The remainder of this paper is as follows. Section 2 summarizes some approaches of RTC media servers and APIs available in the literature. Section 3 presents the proposed RTC Media API and illustrates how to create applications with it. Section 4 describes a survey in which our API is evaluated by means of a research questionnaire following the CDs framework. The last section concludes this research with discussion, contributions of the study and suggestions for further work.

2 Related work

2.1 RTC media server control APIs

Media server technologies emerged in 90’s catalyzed by the popularization of digital video services. Initial media servers were specialized into specific functions such as streaming [48], transcoding [71] and RTC for audio and video conferencing [7]. In this paper we concentrate on this latter category.

The popularization of video and audio conferencing made RTC media servers to evolve through different types of standards, which include H.323 [73], where the media server role is played by elements such as the MCU (Multipoint Control Unit) and the IMS (IP Multimedia Subsystem), where media servers are generically called MRF (Media Resource Function) [46]. These standards were conceived by operators and corporate communications solution vendors, who concentrated on the specificities of their infrastructures and not on the needs of developers. As a consequence, the involved media control interfaces were designed based on low level protocols and not on high level friendly APIs. Among such protocols we can find the IETF MGCP [6], which evolved later into the 3GPP H.248 [72] recommendation. These are based on binary formats, which are hard to understand, implement, debug and extend. Probably due to this, these protocols did not have much impact out of telecommunication providers.

More recently, the commoditization of RTC media server technologies brought increasing interest on more flexible mechanisms for media control. Several IETF WG emerged with the objective of democratizing them among common developers. As a result, further protocols such as MSCML [75], MSML [65] emerged providing the ability of controlling media server resources through technologies understandable and familiar to average developers such as XML [16].

Although these protocols are simpler to understand and integrate, developing application on top of them is still a cumbersome, complex and error prone process. Due to this, many stakeholders noticed that the natural tools used by developers are not protocols but APIs and SDKs. Hence, a number of initiatives emerged trying to transform the protocol-based development methodology into an API-based development experience providing seamless media server control through interfaces adapted to programming languages specificities and not to infrastructure characteristics. In particular, the Java platform was one of the first on integrating this philosophy by trying to reproduce the WWW development experience and methodology for the creation of RTC media enabled applications. A relevant activity in this area is JAIN (Java API for Integrated Networks), which issued several APIs for the signaling, control and orchestration of media capabilities. These include the JAIN SIP API [53], the JAIN SLEE API [29] and the JAIN MEGACO API [9]; this latter being specifically devoted to control media servers through the H.248 protocol. JAIN APIs did not permeated much out of operators, but their ideas inspired more popular developments such as the SIP Servlet APIs [47] for the signaling plane, and the Media Server Control API (aka JSR 309) [27] for the media plane, which have been more widely used for the development of RTC solutions for voice and video.

Among all these APIs, this paper is especially interested in the JSR 309. JSR 309 concepts were quite revolutionary at the moment because the API tried to fully abstract the low level media server control protocols and media format details. The objective was to enable developers to concentrate on application logic. JSR 309 defined both a programming model and an object model for media server control through a northbound interface, but independent of media server control protocols and hence, without requiring any specific southbound protocol driver. JSR 309 does not make any kind of assumption in relation to the signaling protocol or to the call flow, which are left to the application logic.

- _Dataset records_:
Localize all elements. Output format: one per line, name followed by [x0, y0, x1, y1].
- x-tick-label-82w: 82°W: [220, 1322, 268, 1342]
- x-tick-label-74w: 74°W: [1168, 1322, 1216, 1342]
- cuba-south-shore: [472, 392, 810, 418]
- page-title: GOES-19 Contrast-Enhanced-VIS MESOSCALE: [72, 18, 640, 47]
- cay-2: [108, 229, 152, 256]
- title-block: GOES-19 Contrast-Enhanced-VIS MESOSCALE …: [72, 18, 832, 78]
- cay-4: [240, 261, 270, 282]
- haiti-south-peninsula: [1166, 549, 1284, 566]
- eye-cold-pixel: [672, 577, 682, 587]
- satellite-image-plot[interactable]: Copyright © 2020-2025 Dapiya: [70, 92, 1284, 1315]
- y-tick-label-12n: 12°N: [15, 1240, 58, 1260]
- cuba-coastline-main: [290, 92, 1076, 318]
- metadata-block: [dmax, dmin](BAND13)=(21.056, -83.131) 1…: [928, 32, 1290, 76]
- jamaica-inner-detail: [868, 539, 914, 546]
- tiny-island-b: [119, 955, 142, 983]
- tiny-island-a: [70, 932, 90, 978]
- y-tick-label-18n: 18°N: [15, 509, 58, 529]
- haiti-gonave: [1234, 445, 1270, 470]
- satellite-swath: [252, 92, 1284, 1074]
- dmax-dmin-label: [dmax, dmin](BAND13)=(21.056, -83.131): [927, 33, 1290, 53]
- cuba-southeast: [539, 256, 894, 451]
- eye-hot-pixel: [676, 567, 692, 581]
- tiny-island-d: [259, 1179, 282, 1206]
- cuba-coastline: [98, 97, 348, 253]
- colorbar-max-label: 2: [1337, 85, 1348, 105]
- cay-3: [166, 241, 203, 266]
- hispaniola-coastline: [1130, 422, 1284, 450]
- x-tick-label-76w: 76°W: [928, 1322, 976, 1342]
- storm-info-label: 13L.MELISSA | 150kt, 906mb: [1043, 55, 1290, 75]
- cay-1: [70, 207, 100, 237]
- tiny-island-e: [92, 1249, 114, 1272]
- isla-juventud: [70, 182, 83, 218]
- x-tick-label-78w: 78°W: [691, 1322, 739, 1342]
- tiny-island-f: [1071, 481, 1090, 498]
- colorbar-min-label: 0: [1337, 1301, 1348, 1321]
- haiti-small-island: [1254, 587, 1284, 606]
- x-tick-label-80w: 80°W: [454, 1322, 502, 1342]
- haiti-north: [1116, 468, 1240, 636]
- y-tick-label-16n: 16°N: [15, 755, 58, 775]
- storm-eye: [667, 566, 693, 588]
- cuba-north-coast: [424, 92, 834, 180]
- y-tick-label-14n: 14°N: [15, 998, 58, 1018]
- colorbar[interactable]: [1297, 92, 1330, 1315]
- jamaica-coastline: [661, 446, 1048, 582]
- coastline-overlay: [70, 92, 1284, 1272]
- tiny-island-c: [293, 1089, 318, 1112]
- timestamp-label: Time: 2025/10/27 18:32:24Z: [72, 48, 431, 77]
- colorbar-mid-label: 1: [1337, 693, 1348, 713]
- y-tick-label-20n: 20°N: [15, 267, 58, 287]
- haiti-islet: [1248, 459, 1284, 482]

==

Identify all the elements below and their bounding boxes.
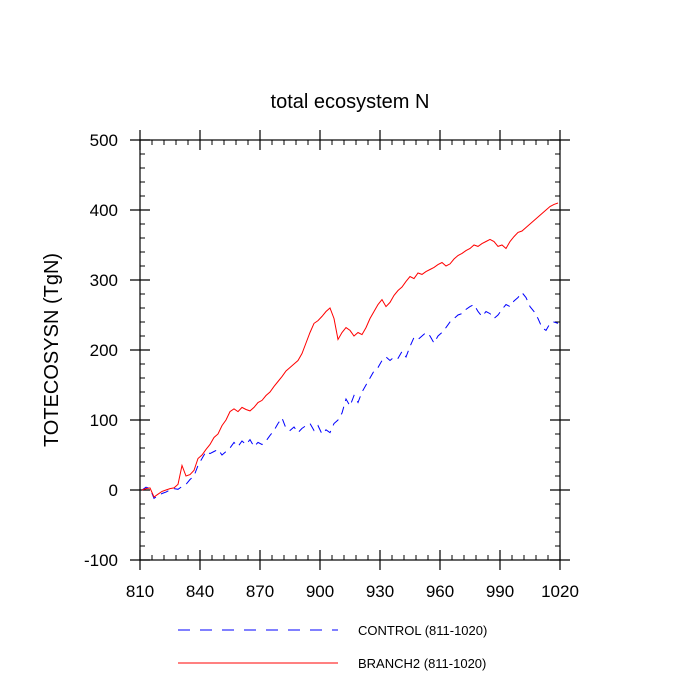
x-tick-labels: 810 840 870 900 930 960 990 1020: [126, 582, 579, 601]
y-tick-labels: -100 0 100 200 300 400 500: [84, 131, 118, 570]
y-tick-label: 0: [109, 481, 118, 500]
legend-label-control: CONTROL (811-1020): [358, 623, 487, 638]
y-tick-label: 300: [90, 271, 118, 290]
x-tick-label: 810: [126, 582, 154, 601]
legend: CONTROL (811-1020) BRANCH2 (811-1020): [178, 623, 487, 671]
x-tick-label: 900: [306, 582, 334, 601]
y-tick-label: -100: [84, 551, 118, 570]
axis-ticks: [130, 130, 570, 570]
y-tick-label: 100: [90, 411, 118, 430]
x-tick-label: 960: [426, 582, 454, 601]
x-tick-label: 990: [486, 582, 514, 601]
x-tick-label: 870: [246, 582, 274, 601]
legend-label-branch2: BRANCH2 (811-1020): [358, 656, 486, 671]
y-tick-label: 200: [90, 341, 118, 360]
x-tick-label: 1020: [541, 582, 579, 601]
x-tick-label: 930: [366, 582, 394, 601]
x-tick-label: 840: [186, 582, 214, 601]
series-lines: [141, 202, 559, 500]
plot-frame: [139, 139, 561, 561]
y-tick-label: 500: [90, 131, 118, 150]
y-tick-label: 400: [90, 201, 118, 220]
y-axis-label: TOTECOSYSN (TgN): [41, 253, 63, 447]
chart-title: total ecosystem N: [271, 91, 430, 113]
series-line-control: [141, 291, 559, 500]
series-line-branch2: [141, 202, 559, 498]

- _To do_:
Set down, word for word, everything in the RTC media server text above from "Media server technologies emerged" down to "this latter category.".

- _The completed task_:
Media server technologies emerged in 90’s catalyzed by the popularization of digital video services. Initial media servers were specialized into specific functions such as streaming [48], transcoding [71] and RTC for audio and video conferencing [7]. In this paper we concentrate on this latter category.